◆ GIVEN TASK
Would you restate all the data that follows, word for word?

========================================

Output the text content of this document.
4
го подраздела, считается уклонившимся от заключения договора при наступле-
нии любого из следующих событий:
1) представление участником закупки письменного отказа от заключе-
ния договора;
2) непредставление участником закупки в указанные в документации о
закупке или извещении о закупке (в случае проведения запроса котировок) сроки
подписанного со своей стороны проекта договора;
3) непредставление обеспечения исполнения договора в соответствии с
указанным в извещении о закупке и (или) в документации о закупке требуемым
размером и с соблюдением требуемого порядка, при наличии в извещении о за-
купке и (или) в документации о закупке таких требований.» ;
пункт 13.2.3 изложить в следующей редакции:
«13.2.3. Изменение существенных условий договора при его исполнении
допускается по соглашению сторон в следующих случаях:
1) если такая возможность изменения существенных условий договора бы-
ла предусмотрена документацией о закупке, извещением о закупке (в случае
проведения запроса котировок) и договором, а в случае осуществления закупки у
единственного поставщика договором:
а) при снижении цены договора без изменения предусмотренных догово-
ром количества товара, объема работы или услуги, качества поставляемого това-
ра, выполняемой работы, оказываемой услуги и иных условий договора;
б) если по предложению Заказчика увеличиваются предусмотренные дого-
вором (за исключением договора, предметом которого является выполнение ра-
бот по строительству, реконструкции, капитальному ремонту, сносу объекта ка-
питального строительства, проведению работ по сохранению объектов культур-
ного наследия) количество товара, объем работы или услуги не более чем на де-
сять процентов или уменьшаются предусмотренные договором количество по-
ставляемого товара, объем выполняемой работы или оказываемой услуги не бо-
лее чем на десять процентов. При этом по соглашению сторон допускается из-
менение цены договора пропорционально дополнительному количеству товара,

========================================

◆ COMPLETE RESPONSE
Output the text content of this document.
4
го подраздела, считается уклонившимся от заключения договора при наступле-
нии любого из следующих событий:
1) представление участником закупки письменного отказа от заключе-
ния договора;
2) непредставление участником закупки в указанные в документации о
закупке или извещении о закупке (в случае проведения запроса котировок) сроки
подписанного со своей стороны проекта договора;
3) непредставление обеспечения исполнения договора в соответствии с
указанным в извещении о закупке и (или) в документации о закупке требуемым
размером и с соблюдением требуемого порядка, при наличии в извещении о за-
купке и (или) в документации о закупке таких требований.» ;
пункт 13.2.3 изложить в следующей редакции:
«13.2.3. Изменение существенных условий договора при его исполнении
допускается по соглашению сторон в следующих случаях:
1) если такая возможность изменения существенных условий договора бы-
ла предусмотрена документацией о закупке, извещением о закупке (в случае
проведения запроса котировок) и договором, а в случае осуществления закупки у
единственного поставщика договором:
а) при снижении цены договора без изменения предусмотренных догово-
ром количества товара, объема работы или услуги, качества поставляемого това-
ра, выполняемой работы, оказываемой услуги и иных условий договора;
б) если по предложению Заказчика увеличиваются предусмотренные дого-
вором (за исключением договора, предметом которого является выполнение ра-
бот по строительству, реконструкции, капитальному ремонту, сносу объекта ка-
питального строительства, проведению работ по сохранению объектов культур-
ного наследия) количество товара, объем работы или услуги не более чем на де-
сять процентов или уменьшаются предусмотренные договором количество по-
ставляемого товара, объем выполняемой работы или оказываемой услуги не бо-
лее чем на десять процентов. При этом по соглашению сторон допускается из-
менение цены договора пропорционально дополнительному количеству товара,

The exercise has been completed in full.